* Text excerpt
-- start --
A triangle is defined by three points, sometimes called vertices (plural of vertex) connected by three line segments, usually called sides. Two sides meeting at a vertex create an angle, so a triangle also has three interior angles.
The interior angles of a triangle always have a sum of 180°. This means that if two angles are given, the third can be found using subtraction.
Classification of Triangles.
One classification method for triangles is determined by the largest of the three angles.
If the largest angle is greater than 90°, the triangle is obtuse.
If the largest angle equals 90°, the triangle
is right.
If the largest angle is less than 90°, the triangle
is acute.
A second method of classification deals with how the angles relate to one another.
If at least two angles have the same measure, the triangle is isosceles.
If all angles have the same measure, the triangle is equilateral. (In this case, all angles are 60°.)
If all angles are different, the triangle is scalene.
An equilateral triangle is a special case of isosceles.
If a triangle is defined by side lengths instead of angles, it is easy to tell which classification is true.
All sides the same length means equilateral.
At least two lengths are the same means isosceles.
All different lengths means scalene.
-- end --
Spatial layout entries:
-- start --
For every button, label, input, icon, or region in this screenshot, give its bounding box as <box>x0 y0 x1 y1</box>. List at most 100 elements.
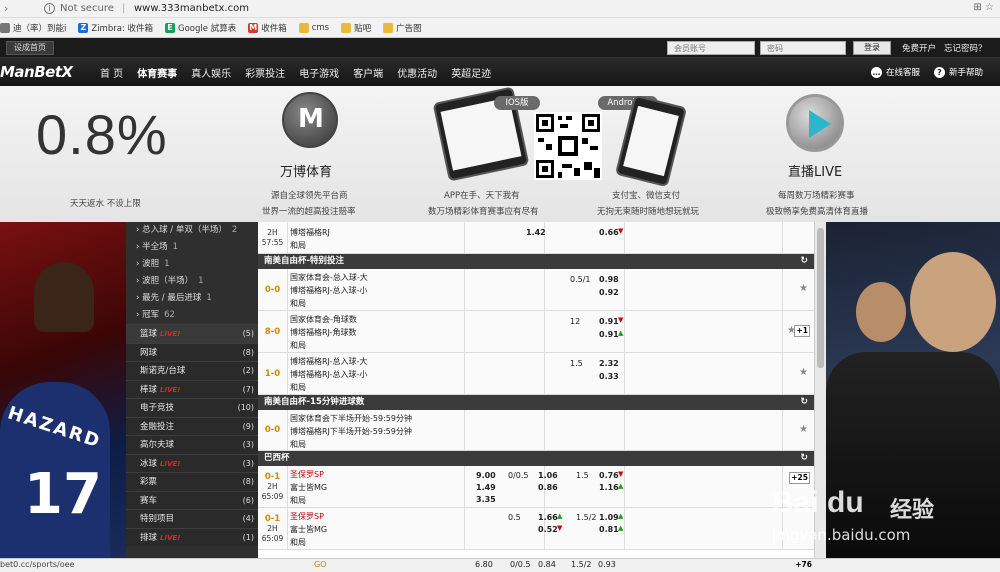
sidebar-sport-item[interactable]: 高尔夫球 (3) <box>126 435 258 454</box>
sidebar-sport-item[interactable]: 赛车 (6) <box>126 490 258 509</box>
refresh-icon[interactable]: ↻ <box>800 451 808 466</box>
nav-item[interactable]: 真人娱乐 <box>189 65 233 80</box>
sidebar-sport-item[interactable]: 棒球 LIVE! (7) <box>126 379 258 398</box>
league-header[interactable]: 南美自由杯-特别投注 ↻ <box>258 254 814 269</box>
nav-item[interactable]: 客户端 <box>351 65 385 80</box>
sidebar-market-item[interactable]: › 冠军 62 <box>126 307 258 324</box>
column-divider <box>464 410 465 450</box>
column-divider <box>544 269 545 310</box>
url-text[interactable]: www.333manbetx.com <box>134 3 249 14</box>
bookmark-item[interactable]: M 收件箱 <box>248 22 287 34</box>
site-logo[interactable]: ManBetX <box>0 63 73 81</box>
bookmark-item[interactable]: 广告图 <box>383 22 422 34</box>
nav-item[interactable]: 彩票投注 <box>243 65 287 80</box>
handicap-line: 1.5 <box>570 359 583 368</box>
sport-count: (9) <box>242 421 254 431</box>
handicap-odds[interactable]: 0.52 <box>538 523 558 536</box>
league-header[interactable]: 巴西杯 ↻ <box>258 451 814 466</box>
nav-item[interactable]: 优惠活动 <box>395 65 439 80</box>
odds-value[interactable]: 0.91 <box>599 328 619 341</box>
odds-value[interactable]: 0.33 <box>599 370 619 383</box>
nav-item[interactable]: 体育赛事 <box>135 65 179 80</box>
main-navigation: ManBetX 首 页体育赛事 真人娱乐 彩票投注 电子游戏 客户端 优惠活动 英超足迹 …… <box>0 58 1000 86</box>
odds-value[interactable]: 2.32 <box>599 357 619 370</box>
back-forward-icon[interactable]: › <box>4 2 8 15</box>
moneyline-odds[interactable]: 3.35 <box>476 493 496 506</box>
play-icon[interactable] <box>786 94 844 152</box>
handicap-line: 12 <box>570 317 581 326</box>
odds-value[interactable]: 0.98 <box>599 273 619 286</box>
login-button[interactable]: 登录 <box>853 41 891 55</box>
sport-label: 斯诺克/台球 <box>140 366 186 376</box>
sidebar-market-item[interactable]: › 波胆 1 <box>126 256 258 273</box>
sidebar-sport-item[interactable]: 特别项目 (4) <box>126 509 258 528</box>
odds-value[interactable]: 0.91 <box>599 315 619 328</box>
scrollbar-thumb[interactable] <box>817 228 824 368</box>
site-top-bar: 设成首页 登录 免费开户 忘记密码？ <box>0 38 1000 58</box>
column-divider <box>624 508 625 549</box>
bookmark-item[interactable]: 贴吧 <box>341 22 371 34</box>
draw-label: 和局 <box>290 440 306 449</box>
column-divider <box>782 222 783 253</box>
total-odds[interactable]: 1.16 <box>599 481 619 494</box>
league-header[interactable]: 南美自由杯-15分钟进球数 ↻ <box>258 395 814 410</box>
handicap-odds[interactable]: 0.86 <box>538 481 558 494</box>
help-link[interactable]: ? 新手帮助 <box>934 66 983 78</box>
team-name-away: 富士皆MG <box>290 525 328 534</box>
team-name: 国家体育会-总入球-大 <box>290 273 368 282</box>
online-support-link[interactable]: … 在线客服 <box>871 66 920 78</box>
favorite-star-icon[interactable]: ★ <box>799 283 808 294</box>
browser-action-icons[interactable]: ⊞ ☆ <box>973 2 994 13</box>
sidebar-sport-item[interactable]: 彩票 (8) <box>126 472 258 491</box>
sidebar-sport-item[interactable]: 电子竞技 (10) <box>126 398 258 417</box>
more-markets-badge[interactable]: +25 <box>789 472 810 484</box>
set-homepage-button[interactable]: 设成首页 <box>6 41 54 55</box>
ios-version-tag[interactable]: IOS版 <box>494 96 540 110</box>
sidebar-sport-item[interactable]: 网球 (8) <box>126 342 258 361</box>
refresh-icon[interactable]: ↻ <box>800 395 808 410</box>
odds-value[interactable]: 1.42 <box>526 226 546 239</box>
browser-address-bar: › i Not secure | www.333manbetx.com ⊞ ☆ <box>0 0 1000 18</box>
odds-scrollbar[interactable] <box>814 222 826 558</box>
info-icon[interactable]: i <box>44 3 55 14</box>
sidebar-sport-item[interactable]: 金融投注 (9) <box>126 416 258 435</box>
bookmarks-bar: 迪（率）到能i Z Zimbra: 收件箱 E Google 試算表 M 收件箱 cms 贴吧 广… <box>0 18 1000 38</box>
bookmark-item[interactable]: E Google 試算表 <box>165 22 236 34</box>
qr-code-icon[interactable] <box>534 112 602 180</box>
signup-link[interactable]: 免费开户 <box>902 42 936 54</box>
sport-label: 网球 <box>140 347 158 358</box>
nav-item[interactable]: 首 页 <box>98 65 125 80</box>
total-odds[interactable]: 0.81 <box>599 523 619 536</box>
username-input[interactable] <box>667 41 755 55</box>
bookmark-item[interactable]: cms <box>298 22 329 33</box>
sidebar-sport-item[interactable]: 冰球 LIVE! (3) <box>126 453 258 472</box>
nav-item[interactable]: 英超足迹 <box>449 65 493 80</box>
sidebar-market-item[interactable]: › 波胆（半场） 1 <box>126 273 258 290</box>
sidebar-sport-item[interactable]: 篮球 LIVE! (5) <box>126 324 258 343</box>
more-markets-badge[interactable]: +1 <box>794 325 810 337</box>
password-input[interactable] <box>760 41 846 55</box>
odds-down-icon: ▼ <box>618 316 624 324</box>
bookmark-item[interactable]: Z Zimbra: 收件箱 <box>78 22 153 34</box>
match-row: 8-0 国家体育会-角球数 博塔福格RJ-角球数 和局 12 0.91 0.91 ▼ ▲ ★ +1 <box>258 311 814 353</box>
forgot-password-link[interactable]: 忘记密码？ <box>944 42 987 54</box>
nav-item[interactable]: 电子游戏 <box>297 65 341 80</box>
team-name: 博塔福格RJ-角球数 <box>290 328 357 337</box>
sidebar-sport-item[interactable]: 斯诺克/台球 (2) <box>126 361 258 380</box>
bookmark-label: 迪（率）到能i <box>13 23 67 34</box>
market-count: 62 <box>164 310 175 320</box>
odds-value[interactable]: 0.92 <box>599 286 619 299</box>
sidebar-sport-item[interactable]: 排球 LIVE! (1) <box>126 527 258 546</box>
refresh-icon[interactable]: ↻ <box>800 254 808 269</box>
sidebar-market-item[interactable]: › 总入球 / 单双（半场） 2 <box>126 222 258 239</box>
favorite-star-icon[interactable]: ★ <box>799 367 808 378</box>
sidebar-market-item[interactable]: › 半全场 1 <box>126 239 258 256</box>
team-names: 博塔福格RJ-总入球-大 博塔福格RJ-总入球-小 和局 <box>290 355 367 394</box>
promo-banner: 0.8% 天天返水 不设上限 M 万博体育 源自全球领先平台商 世界一流的超高投… <box>0 86 1000 222</box>
odds-value[interactable]: 0.66 <box>599 226 619 239</box>
team-names: 国家体育会下半场开始-59:59分钟 博塔福格RJ下半场开始-59:59分钟 和局 <box>290 412 412 451</box>
column-divider <box>624 269 625 310</box>
sidebar-market-item[interactable]: › 最先 / 最后进球 1 <box>126 290 258 307</box>
bookmark-item[interactable]: 迪（率）到能i <box>0 22 66 34</box>
favorite-star-icon[interactable]: ★ <box>799 424 808 435</box>
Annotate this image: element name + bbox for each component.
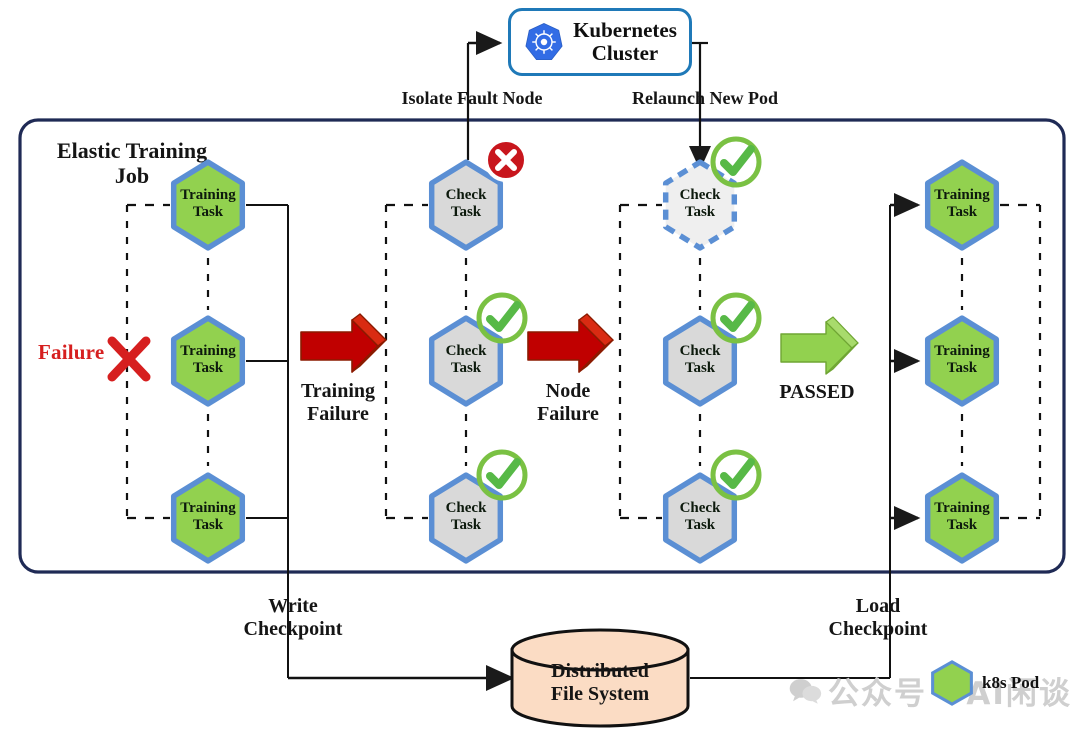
- hexagon-shape: [924, 315, 1000, 407]
- status-badge-pass: [707, 446, 765, 504]
- k8s-line2: Cluster: [591, 41, 659, 65]
- write-checkpoint-line1: Write: [268, 595, 318, 617]
- node-training-tasks-resumed-3[interactable]: Training Task: [923, 472, 1001, 564]
- training-failure-line2: Failure: [307, 403, 369, 425]
- node-training-tasks-resumed-2[interactable]: Training Task: [923, 315, 1001, 407]
- node-check-tasks-first-round-3[interactable]: Check Task: [427, 449, 528, 564]
- load-checkpoint-line2: Checkpoint: [828, 618, 928, 640]
- training-failure-line1: Training: [300, 380, 376, 402]
- check-circle-icon: [476, 449, 528, 501]
- wechat-icon: [789, 678, 822, 704]
- legend-label: k8s Pod: [982, 673, 1040, 692]
- node-check-tasks-first-round-1[interactable]: Check Task: [427, 138, 528, 251]
- kubernetes-cluster-label: Kubernetes Cluster: [573, 19, 677, 65]
- label-relaunch-new-pod: Relaunch New Pod: [631, 88, 778, 108]
- node-training-tasks-resumed-1[interactable]: Training Task: [923, 159, 1001, 251]
- label-passed: PASSED: [779, 381, 855, 403]
- status-badge-pass: [707, 289, 765, 347]
- k8s-line1: Kubernetes: [573, 18, 677, 42]
- label-training-failure: Training Failure: [272, 380, 404, 426]
- status-badge-pass: [707, 133, 765, 191]
- arrow-training-failure: [300, 313, 388, 373]
- check-circle-icon: [476, 292, 528, 344]
- kubernetes-cluster-box[interactable]: Kubernetes Cluster: [508, 8, 692, 76]
- write-checkpoint-line2: Checkpoint: [243, 618, 343, 640]
- dfs-line1: Distributed: [551, 660, 649, 682]
- kubernetes-helm-icon: [525, 23, 563, 61]
- green-hexagon-swatch-icon: [931, 660, 973, 706]
- arrow-node-failure: [527, 313, 615, 373]
- hexagon-shape: [924, 472, 1000, 564]
- node-training-tasks-initial-2[interactable]: Training Task: [169, 315, 247, 407]
- hexagon-shape: [924, 159, 1000, 251]
- node-training-tasks-initial-3[interactable]: Training Task: [169, 472, 247, 564]
- status-badge-pass: [473, 446, 531, 504]
- node-failure-line1: Node: [545, 380, 591, 402]
- node-check-tasks-second-round-3[interactable]: Check Task: [661, 449, 762, 564]
- node-check-tasks-second-round-1[interactable]: Check Task: [661, 136, 762, 251]
- hexagon-shape: [170, 472, 246, 564]
- node-check-tasks-first-round-2[interactable]: Check Task: [427, 292, 528, 407]
- status-badge-fail: [483, 137, 529, 183]
- label-write-checkpoint: Write Checkpoint: [218, 595, 368, 641]
- label-node-failure: Node Failure: [506, 380, 630, 426]
- arrow-passed: [780, 316, 859, 375]
- label-isolate-fault-node: Isolate Fault Node: [401, 88, 543, 108]
- label-load-checkpoint: Load Checkpoint: [803, 595, 953, 641]
- hexagon-shape: [170, 159, 246, 251]
- dfs-line2: File System: [550, 683, 650, 705]
- diagram-canvas: Kubernetes Cluster Isolate Fault Node Re…: [0, 0, 1080, 732]
- load-checkpoint-line1: Load: [855, 595, 901, 617]
- distributed-file-system-label: Distributed File System: [510, 660, 690, 706]
- check-circle-icon: [710, 292, 762, 344]
- error-x-icon: [484, 138, 528, 182]
- check-circle-icon: [710, 449, 762, 501]
- node-failure-line2: Failure: [537, 403, 599, 425]
- status-badge-pass: [473, 289, 531, 347]
- hexagon-shape: [170, 315, 246, 407]
- node-training-tasks-initial-1[interactable]: Training Task: [169, 159, 247, 251]
- failure-label: Failure: [38, 340, 105, 364]
- check-circle-icon: [710, 136, 762, 188]
- failure-x-icon: [107, 336, 151, 382]
- legend: k8s Pod: [930, 660, 1039, 706]
- node-check-tasks-second-round-2[interactable]: Check Task: [661, 292, 762, 407]
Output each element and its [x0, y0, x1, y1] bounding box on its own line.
-- end --
* Problem set
**1)** In the triangle text above the material, start at the words "One classification method" and reproduce everything word for word, stopping after "length means equilateral.".
**2)** Answer these from the triangle text above the material:
(a) What is the sum of the interior angles of a triangle?
(b) What is a triangle called when its largest angle equals 90°?
(c) Which classification applies when all of a triangle's side lengths are different?

* Completed exercise
**1)**
One classification method for triangles is determined by the largest of the three angles.
If the largest angle is greater than 90°, the triangle is obtuse.
If the largest angle equals 90°, the triangle
is right.
If the largest angle is less than 90°, the triangle
is acute.
A second method of classification deals with how the angles relate to one another.
If at least two angles have the same measure, the triangle is isosceles.
If all angles have the same measure, the triangle is equilateral. (In this case, all angles are 60°.)
If all angles are different, the triangle is scalene.
An equilateral triangle is a special case of isosceles.
If a triangle is defined by side lengths instead of angles, it is easy to tell which classification is true.
All sides the same length means equilateral.

**2)**
(a) 180°
(b) Right
(c) Scalene